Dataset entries
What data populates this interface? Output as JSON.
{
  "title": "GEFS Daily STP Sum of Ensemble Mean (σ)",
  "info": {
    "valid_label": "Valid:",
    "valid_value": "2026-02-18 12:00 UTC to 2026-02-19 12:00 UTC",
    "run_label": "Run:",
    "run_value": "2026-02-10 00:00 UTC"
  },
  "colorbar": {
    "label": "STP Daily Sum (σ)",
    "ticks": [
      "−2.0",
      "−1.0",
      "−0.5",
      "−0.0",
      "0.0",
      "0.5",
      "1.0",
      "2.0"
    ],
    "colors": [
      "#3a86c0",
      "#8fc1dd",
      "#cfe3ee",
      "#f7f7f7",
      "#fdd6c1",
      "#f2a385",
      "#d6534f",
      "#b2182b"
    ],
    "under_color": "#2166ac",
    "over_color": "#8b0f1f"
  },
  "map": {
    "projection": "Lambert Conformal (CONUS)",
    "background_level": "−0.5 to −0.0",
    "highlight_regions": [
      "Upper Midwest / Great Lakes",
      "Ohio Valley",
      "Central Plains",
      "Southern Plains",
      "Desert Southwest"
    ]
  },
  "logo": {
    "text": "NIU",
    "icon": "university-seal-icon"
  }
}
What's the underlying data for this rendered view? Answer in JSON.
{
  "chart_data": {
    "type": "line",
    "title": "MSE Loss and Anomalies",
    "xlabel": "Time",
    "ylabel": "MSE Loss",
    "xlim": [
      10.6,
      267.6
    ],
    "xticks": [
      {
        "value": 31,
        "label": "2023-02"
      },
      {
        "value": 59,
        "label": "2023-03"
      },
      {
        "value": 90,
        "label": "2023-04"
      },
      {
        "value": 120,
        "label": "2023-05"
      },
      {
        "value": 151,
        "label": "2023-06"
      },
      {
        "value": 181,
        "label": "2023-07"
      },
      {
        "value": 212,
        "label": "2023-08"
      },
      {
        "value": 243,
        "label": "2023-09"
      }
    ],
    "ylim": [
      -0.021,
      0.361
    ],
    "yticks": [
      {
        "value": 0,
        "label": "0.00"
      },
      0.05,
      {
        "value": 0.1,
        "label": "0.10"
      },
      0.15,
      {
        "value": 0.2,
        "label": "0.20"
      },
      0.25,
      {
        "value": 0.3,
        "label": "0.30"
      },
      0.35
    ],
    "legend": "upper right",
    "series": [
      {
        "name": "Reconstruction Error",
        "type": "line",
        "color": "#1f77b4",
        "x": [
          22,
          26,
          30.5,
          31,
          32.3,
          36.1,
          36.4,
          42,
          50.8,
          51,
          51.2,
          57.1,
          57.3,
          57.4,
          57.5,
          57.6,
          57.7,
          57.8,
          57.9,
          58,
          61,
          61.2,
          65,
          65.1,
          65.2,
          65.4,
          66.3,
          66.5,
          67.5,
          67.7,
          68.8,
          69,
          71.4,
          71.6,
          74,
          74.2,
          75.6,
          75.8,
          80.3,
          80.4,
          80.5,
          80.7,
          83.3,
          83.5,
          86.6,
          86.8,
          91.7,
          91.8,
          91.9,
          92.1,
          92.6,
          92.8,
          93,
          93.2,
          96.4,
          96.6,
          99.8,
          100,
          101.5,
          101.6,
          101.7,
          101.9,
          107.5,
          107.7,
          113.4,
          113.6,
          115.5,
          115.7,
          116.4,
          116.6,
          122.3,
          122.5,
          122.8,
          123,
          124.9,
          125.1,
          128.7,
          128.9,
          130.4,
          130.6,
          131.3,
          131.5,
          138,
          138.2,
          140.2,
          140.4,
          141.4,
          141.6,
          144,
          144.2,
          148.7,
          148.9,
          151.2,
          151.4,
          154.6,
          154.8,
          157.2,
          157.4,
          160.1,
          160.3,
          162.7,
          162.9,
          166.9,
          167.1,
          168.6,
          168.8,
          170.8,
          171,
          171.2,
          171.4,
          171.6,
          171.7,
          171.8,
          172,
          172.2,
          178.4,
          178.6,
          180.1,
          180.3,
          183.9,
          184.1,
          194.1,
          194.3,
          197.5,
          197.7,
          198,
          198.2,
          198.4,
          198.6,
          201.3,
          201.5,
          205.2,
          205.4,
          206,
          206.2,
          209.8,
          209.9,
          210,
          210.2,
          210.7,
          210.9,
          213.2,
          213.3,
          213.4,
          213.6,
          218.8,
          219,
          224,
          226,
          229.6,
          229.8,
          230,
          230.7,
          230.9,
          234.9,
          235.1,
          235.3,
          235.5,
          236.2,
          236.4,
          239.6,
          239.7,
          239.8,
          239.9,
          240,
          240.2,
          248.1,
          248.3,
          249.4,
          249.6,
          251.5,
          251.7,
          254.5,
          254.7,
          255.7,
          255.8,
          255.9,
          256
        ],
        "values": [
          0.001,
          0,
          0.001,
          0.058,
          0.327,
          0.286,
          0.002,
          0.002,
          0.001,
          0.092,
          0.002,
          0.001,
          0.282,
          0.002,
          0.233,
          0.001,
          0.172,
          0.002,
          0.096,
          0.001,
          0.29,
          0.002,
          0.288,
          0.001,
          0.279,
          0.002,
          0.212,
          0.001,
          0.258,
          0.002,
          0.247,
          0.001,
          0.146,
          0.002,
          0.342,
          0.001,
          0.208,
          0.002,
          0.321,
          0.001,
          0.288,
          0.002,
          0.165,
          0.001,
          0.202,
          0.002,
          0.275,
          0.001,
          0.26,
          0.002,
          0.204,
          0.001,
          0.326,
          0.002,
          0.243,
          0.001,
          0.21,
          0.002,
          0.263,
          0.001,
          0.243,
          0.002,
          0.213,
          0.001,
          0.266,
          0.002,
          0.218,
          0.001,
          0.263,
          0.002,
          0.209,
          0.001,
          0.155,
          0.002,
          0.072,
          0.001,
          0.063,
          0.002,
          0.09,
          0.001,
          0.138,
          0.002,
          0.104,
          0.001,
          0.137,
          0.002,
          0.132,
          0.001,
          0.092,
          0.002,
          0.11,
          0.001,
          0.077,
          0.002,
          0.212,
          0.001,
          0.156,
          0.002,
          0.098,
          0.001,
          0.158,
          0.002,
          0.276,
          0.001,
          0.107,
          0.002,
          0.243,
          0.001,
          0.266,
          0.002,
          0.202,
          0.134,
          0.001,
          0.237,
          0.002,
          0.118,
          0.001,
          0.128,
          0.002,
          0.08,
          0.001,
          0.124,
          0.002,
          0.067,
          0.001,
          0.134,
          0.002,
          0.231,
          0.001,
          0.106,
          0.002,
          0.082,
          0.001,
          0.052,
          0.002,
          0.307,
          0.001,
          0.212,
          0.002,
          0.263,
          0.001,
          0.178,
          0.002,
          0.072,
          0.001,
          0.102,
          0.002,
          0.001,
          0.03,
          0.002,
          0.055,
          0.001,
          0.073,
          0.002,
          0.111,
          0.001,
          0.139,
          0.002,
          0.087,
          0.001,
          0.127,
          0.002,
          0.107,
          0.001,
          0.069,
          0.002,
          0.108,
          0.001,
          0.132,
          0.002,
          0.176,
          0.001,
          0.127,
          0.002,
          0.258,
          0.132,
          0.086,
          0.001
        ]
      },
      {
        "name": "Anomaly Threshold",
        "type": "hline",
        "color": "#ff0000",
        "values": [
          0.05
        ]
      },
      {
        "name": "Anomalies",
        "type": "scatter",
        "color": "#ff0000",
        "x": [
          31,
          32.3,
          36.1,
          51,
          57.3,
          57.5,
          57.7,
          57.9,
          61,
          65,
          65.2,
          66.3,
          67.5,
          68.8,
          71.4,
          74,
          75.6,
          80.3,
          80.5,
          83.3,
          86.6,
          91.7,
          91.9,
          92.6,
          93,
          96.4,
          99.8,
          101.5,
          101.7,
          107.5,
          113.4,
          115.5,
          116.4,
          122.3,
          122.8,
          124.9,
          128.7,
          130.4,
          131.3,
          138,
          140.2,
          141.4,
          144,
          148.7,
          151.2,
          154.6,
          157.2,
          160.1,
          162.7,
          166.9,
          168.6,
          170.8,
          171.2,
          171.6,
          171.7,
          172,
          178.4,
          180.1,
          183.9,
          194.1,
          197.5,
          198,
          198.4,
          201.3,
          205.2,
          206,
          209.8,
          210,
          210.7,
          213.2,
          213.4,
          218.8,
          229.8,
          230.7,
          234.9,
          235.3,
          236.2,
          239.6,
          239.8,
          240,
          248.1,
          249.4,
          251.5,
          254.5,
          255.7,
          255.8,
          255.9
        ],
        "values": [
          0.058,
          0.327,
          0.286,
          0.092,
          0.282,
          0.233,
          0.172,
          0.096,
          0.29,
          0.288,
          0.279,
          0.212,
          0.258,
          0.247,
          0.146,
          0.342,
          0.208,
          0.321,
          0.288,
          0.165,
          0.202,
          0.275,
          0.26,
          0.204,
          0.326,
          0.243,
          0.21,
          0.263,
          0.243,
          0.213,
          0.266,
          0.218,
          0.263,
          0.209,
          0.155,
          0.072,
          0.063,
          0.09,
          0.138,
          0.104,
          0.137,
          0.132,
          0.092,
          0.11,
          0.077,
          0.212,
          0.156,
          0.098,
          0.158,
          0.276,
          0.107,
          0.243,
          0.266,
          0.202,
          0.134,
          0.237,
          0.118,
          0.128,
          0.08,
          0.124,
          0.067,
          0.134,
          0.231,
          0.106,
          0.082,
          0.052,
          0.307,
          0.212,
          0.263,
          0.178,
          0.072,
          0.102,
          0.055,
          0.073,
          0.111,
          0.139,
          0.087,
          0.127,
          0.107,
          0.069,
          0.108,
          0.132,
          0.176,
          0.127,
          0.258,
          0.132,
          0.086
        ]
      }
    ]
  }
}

PROBLEM TO WORK ON = In the lines above, locate the string "type". Copy every line where it occurs.

WRITTEN RESPONSE =
    "type": "line",
        "type": "line",
        "type": "hline",
        "type": "scatter",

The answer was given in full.